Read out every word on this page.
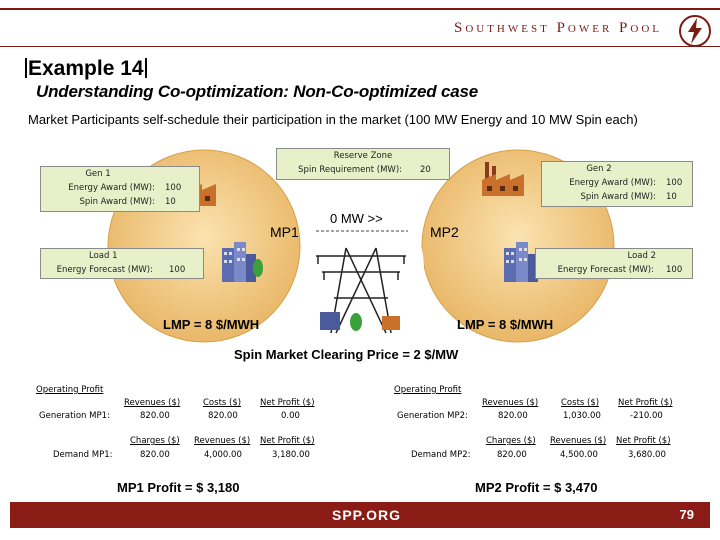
Southwest Power Pool
Example 14
Understanding Co-optimization: Non-Co-optimized case
Market Participants self-schedule their participation in the market (100 MW Energy and 10 MW Spin each)
Reserve Zone
Spin Requirement (MW):	20
Gen 1
Energy Award (MW):	100
Spin Award (MW):	10
Gen 2
Energy Award (MW):	100
Spin Award (MW):	10
Load 1
Energy Forecast (MW):	100
Load 2
Energy Forecast (MW):	100
MP1	MP2
0 MW >>
LMP = 8 $/MWH	LMP = 8 $/MWH
Spin Market Clearing Price = 2 $/MW
Operating Profit
Revenues ($)	Costs ($) Net Profit ($)
Generation MP1:	820.00	820.00	0.00
Charges ($) Revenues ($) Net Profit ($)
Demand MP1:	820.00	4,000.00	3,180.00
Operating Profit
Revenues ($)	Costs ($) Net Profit ($)
Generation MP2:	820.00	1,030.00	-210.00
Charges ($) Revenues ($) Net Profit ($)
Demand MP2:	820.00	4,500.00	3,680.00
MP1 Profit = $ 3,180	MP2 Profit = $ 3,470
SPP.ORG	79
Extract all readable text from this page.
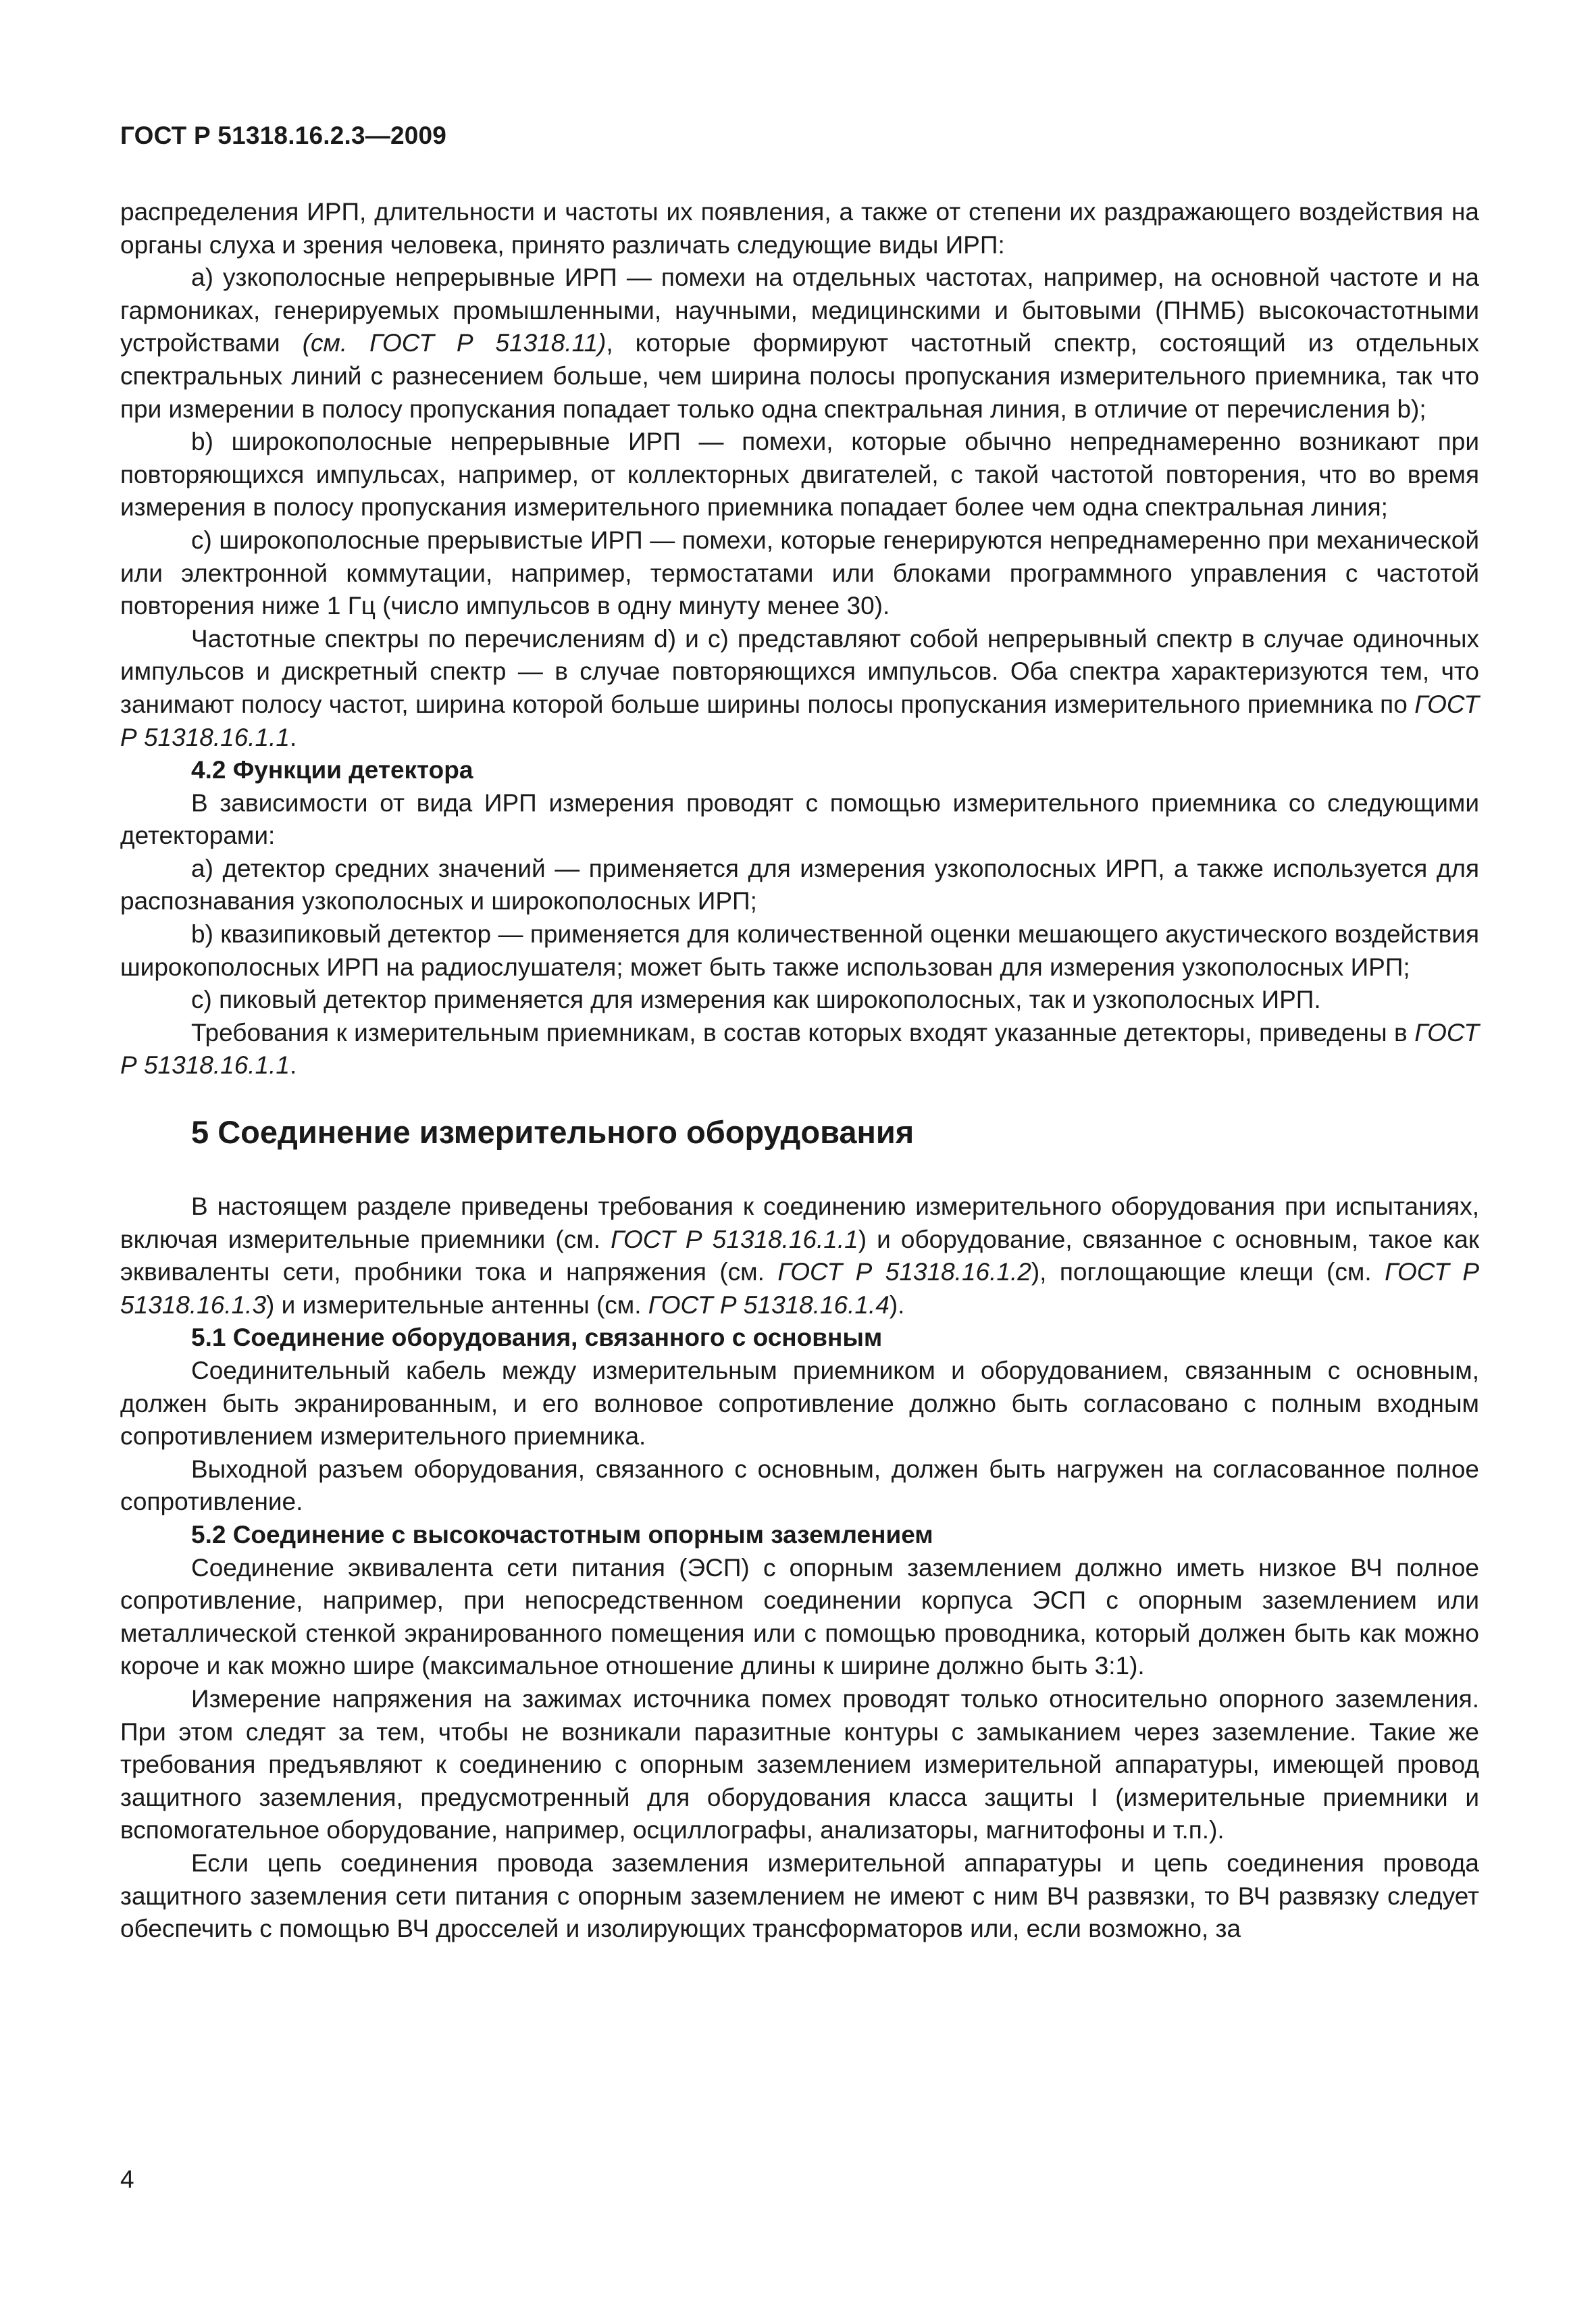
ГОСТ Р 51318.16.2.3—2009

распределения ИРП, длительности и частоты их появления, а также от степени их раздражающего воздействия на органы слуха и зрения человека, принято различать следующие виды ИРП:

а) узкополосные непрерывные ИРП — помехи на отдельных частотах, например, на основной частоте и на гармониках, генерируемых промышленными, научными, медицинскими и бытовыми (ПНМБ) высокочастотными устройствами (см. ГОСТ Р 51318.11), которые формируют частотный спектр, состоящий из отдельных спектральных линий с разнесением больше, чем ширина полосы пропускания измерительного приемника, так что при измерении в полосу пропускания попадает только одна спектральная линия, в отличие от перечисления b);

b) широкополосные непрерывные ИРП — помехи, которые обычно непреднамеренно возникают при повторяющихся импульсах, например, от коллекторных двигателей, с такой частотой повторения, что во время измерения в полосу пропускания измерительного приемника попадает более чем одна спектральная линия;

c) широкополосные прерывистые ИРП — помехи, которые генерируются непреднамеренно при механической или электронной коммутации, например, термостатами или блоками программного управления с частотой повторения ниже 1 Гц (число импульсов в одну минуту менее 30).

Частотные спектры по перечислениям d) и c) представляют собой непрерывный спектр в случае одиночных импульсов и дискретный спектр — в случае повторяющихся импульсов. Оба спектра характеризуются тем, что занимают полосу частот, ширина которой больше ширины полосы пропускания измерительного приемника по ГОСТ Р 51318.16.1.1.

4.2 Функции детектора

В зависимости от вида ИРП измерения проводят с помощью измерительного приемника со следующими детекторами:

а) детектор средних значений — применяется для измерения узкополосных ИРП, а также используется для распознавания узкополосных и широкополосных ИРП;

b) квазипиковый детектор — применяется для количественной оценки мешающего акустического воздействия широкополосных ИРП на радиослушателя; может быть также использован для измерения узкополосных ИРП;

c) пиковый детектор применяется для измерения как широкополосных, так и узкополосных ИРП.

Требования к измерительным приемникам, в состав которых входят указанные детекторы, приведены в ГОСТ Р 51318.16.1.1.

5 Соединение измерительного оборудования

В настоящем разделе приведены требования к соединению измерительного оборудования при испытаниях, включая измерительные приемники (см. ГОСТ Р 51318.16.1.1) и оборудование, связанное с основным, такое как эквиваленты сети, пробники тока и напряжения (см. ГОСТ Р 51318.16.1.2), поглощающие клещи (см. ГОСТ Р 51318.16.1.3) и измерительные антенны (см. ГОСТ Р 51318.16.1.4).

5.1 Соединение оборудования, связанного с основным

Соединительный кабель между измерительным приемником и оборудованием, связанным с основным, должен быть экранированным, и его волновое сопротивление должно быть согласовано с полным входным сопротивлением измерительного приемника.

Выходной разъем оборудования, связанного с основным, должен быть нагружен на согласованное полное сопротивление.

5.2 Соединение с высокочастотным опорным заземлением

Соединение эквивалента сети питания (ЭСП) с опорным заземлением должно иметь низкое ВЧ полное сопротивление, например, при непосредственном соединении корпуса ЭСП с опорным заземлением или металлической стенкой экранированного помещения или с помощью проводника, который должен быть как можно короче и как можно шире (максимальное отношение длины к ширине должно быть 3:1).

Измерение напряжения на зажимах источника помех проводят только относительно опорного заземления. При этом следят за тем, чтобы не возникали паразитные контуры с замыканием через заземление. Такие же требования предъявляют к соединению с опорным заземлением измерительной аппаратуры, имеющей провод защитного заземления, предусмотренный для оборудования класса защиты I (измерительные приемники и вспомогательное оборудование, например, осциллографы, анализаторы, магнитофоны и т.п.).

Если цепь соединения провода заземления измерительной аппаратуры и цепь соединения провода защитного заземления сети питания с опорным заземлением не имеют с ним ВЧ развязки, то ВЧ развязку следует обеспечить с помощью ВЧ дросселей и изолирующих трансформаторов или, если возможно, за

4
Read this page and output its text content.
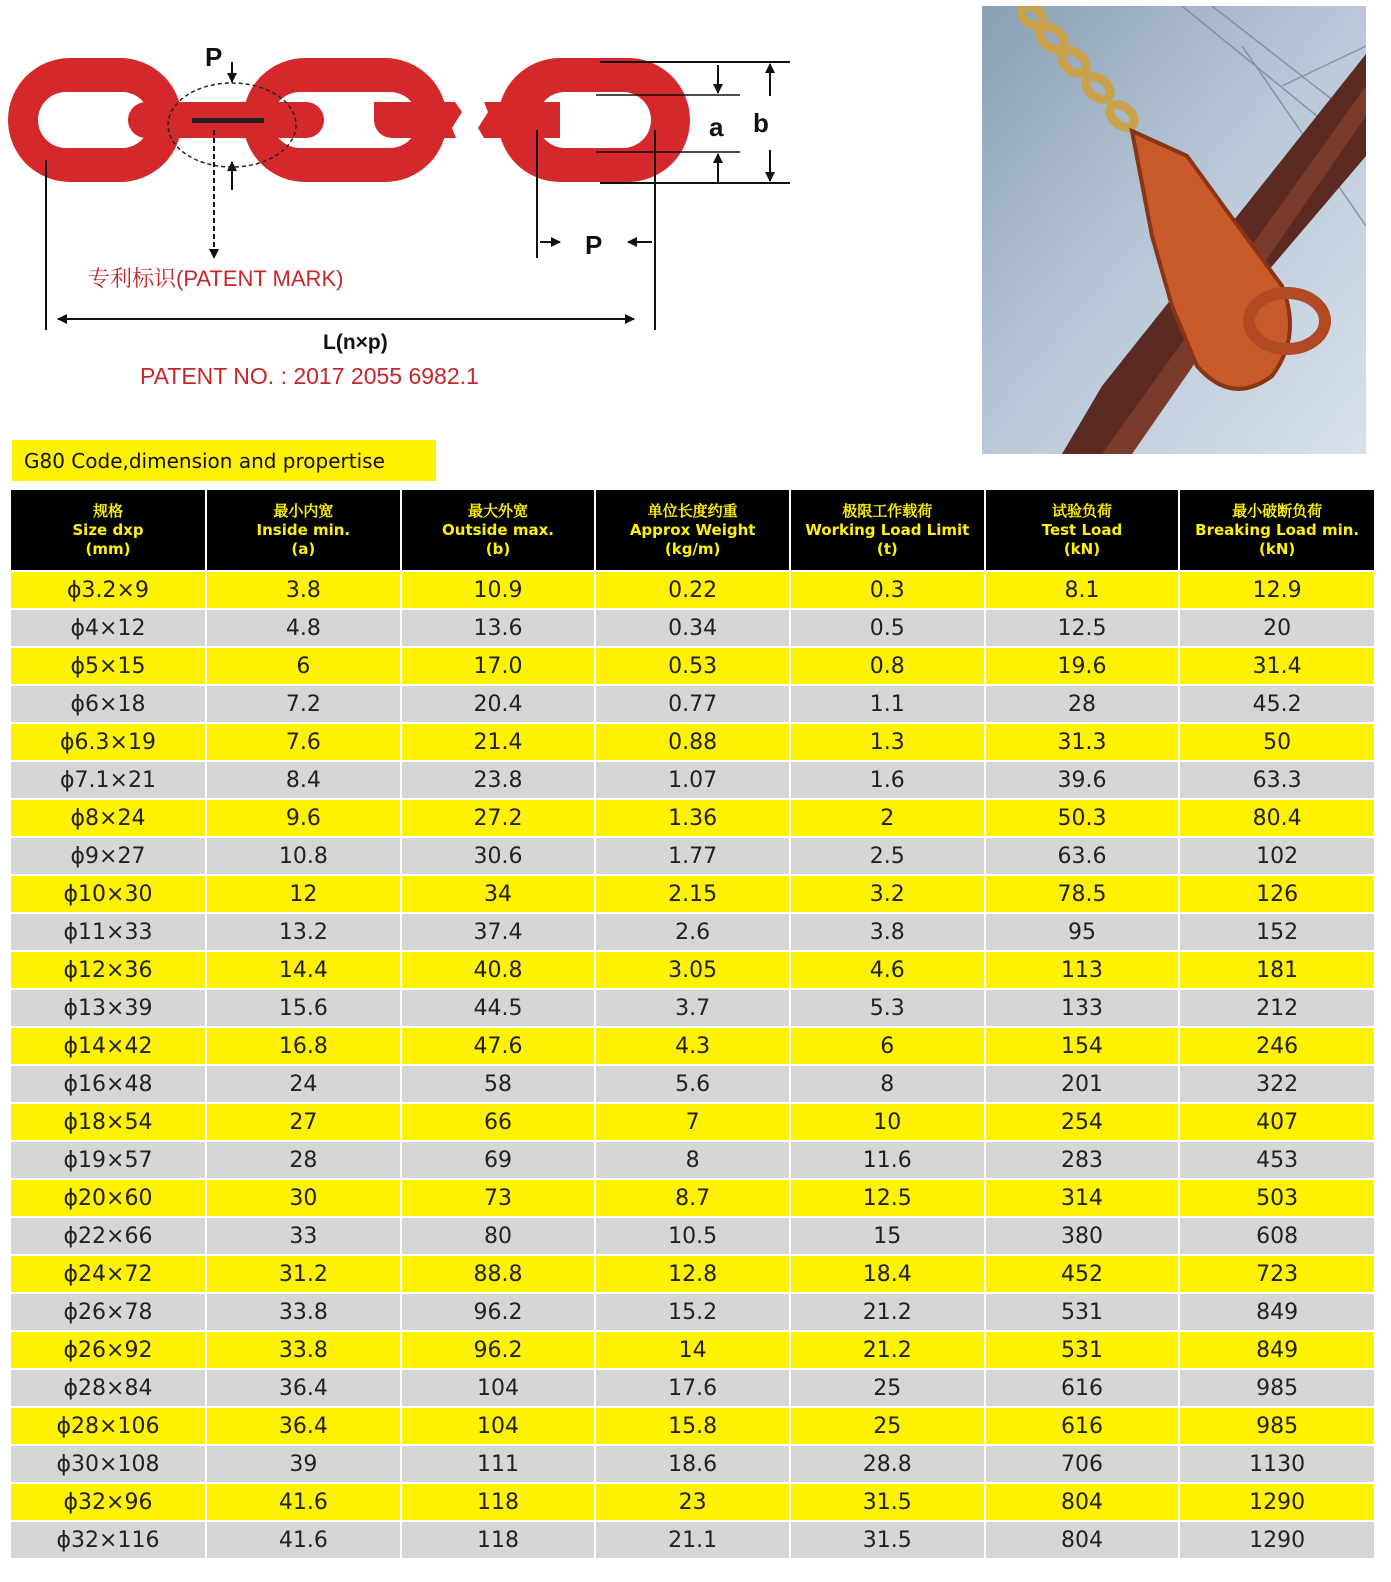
P
专利标识(PATENT MARK)
a b
P
L(n×p)
PATENT NO. : 2017 2055 6982.1
G80 Code,dimension and propertise
规格
Size dxp
(mm)	最小内宽
Inside min.
(a)	最大外宽
Outside max.
(b)	单位长度约重
Approx Weight
(kg/m)	极限工作载荷
Working Load Limit
(t)	试验负荷
Test Load
(kN)	最小破断负荷
Breaking Load min.
(kN)

ϕ3.2×9	3.8	10.9	0.22	0.3	8.1	12.9
ϕ4×12	4.8	13.6	0.34	0.5	12.5	20
ϕ5×15	6	17.0	0.53	0.8	19.6	31.4
ϕ6×18	7.2	20.4	0.77	1.1	28	45.2
ϕ6.3×19	7.6	21.4	0.88	1.3	31.3	50
ϕ7.1×21	8.4	23.8	1.07	1.6	39.6	63.3
ϕ8×24	9.6	27.2	1.36	2	50.3	80.4
ϕ9×27	10.8	30.6	1.77	2.5	63.6	102
ϕ10×30	12	34	2.15	3.2	78.5	126
ϕ11×33	13.2	37.4	2.6	3.8	95	152
ϕ12×36	14.4	40.8	3.05	4.6	113	181
ϕ13×39	15.6	44.5	3.7	5.3	133	212
ϕ14×42	16.8	47.6	4.3	6	154	246
ϕ16×48	24	58	5.6	8	201	322
ϕ18×54	27	66	7	10	254	407
ϕ19×57	28	69	8	11.6	283	453
ϕ20×60	30	73	8.7	12.5	314	503
ϕ22×66	33	80	10.5	15	380	608
ϕ24×72	31.2	88.8	12.8	18.4	452	723
ϕ26×78	33.8	96.2	15.2	21.2	531	849
ϕ26×92	33.8	96.2	14	21.2	531	849
ϕ28×84	36.4	104	17.6	25	616	985
ϕ28×106	36.4	104	15.8	25	616	985
ϕ30×108	39	111	18.6	28.8	706	1130
ϕ32×96	41.6	118	23	31.5	804	1290
ϕ32×116	41.6	118	21.1	31.5	804	1290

> What to work on:
Copy every single line of the material above that holds "Generation".

> Output for this task:
Generation MP1:	820.00	820.00	0.00
Generation MP2:	820.00	1,030.00	-210.00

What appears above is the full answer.